__Written instruction__.
Find each line in the records below that contains the word "series", and copy those lines in full.

__Dataset excerpts__.
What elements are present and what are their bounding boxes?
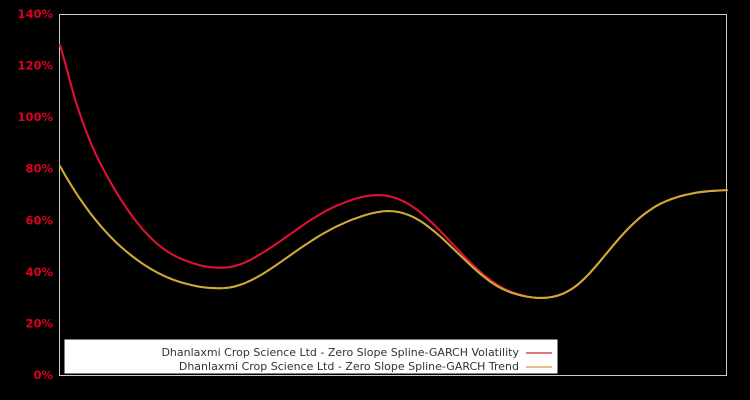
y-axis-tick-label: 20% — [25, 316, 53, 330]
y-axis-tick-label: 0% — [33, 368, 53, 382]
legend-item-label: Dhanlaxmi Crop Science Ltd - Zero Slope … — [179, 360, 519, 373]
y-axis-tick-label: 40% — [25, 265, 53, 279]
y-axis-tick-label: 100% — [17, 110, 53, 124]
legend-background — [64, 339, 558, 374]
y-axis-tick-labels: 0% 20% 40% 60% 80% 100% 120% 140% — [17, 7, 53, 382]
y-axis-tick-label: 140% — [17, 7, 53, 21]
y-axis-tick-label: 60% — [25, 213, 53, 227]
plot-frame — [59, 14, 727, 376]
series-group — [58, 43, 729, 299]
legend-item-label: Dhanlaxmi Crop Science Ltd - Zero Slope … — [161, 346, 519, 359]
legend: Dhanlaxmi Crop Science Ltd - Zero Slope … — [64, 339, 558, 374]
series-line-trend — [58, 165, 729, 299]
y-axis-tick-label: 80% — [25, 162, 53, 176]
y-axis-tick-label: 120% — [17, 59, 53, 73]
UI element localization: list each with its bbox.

__Task output__.
series-group — [58, 43, 729, 299]
series-line-trend — [58, 165, 729, 299]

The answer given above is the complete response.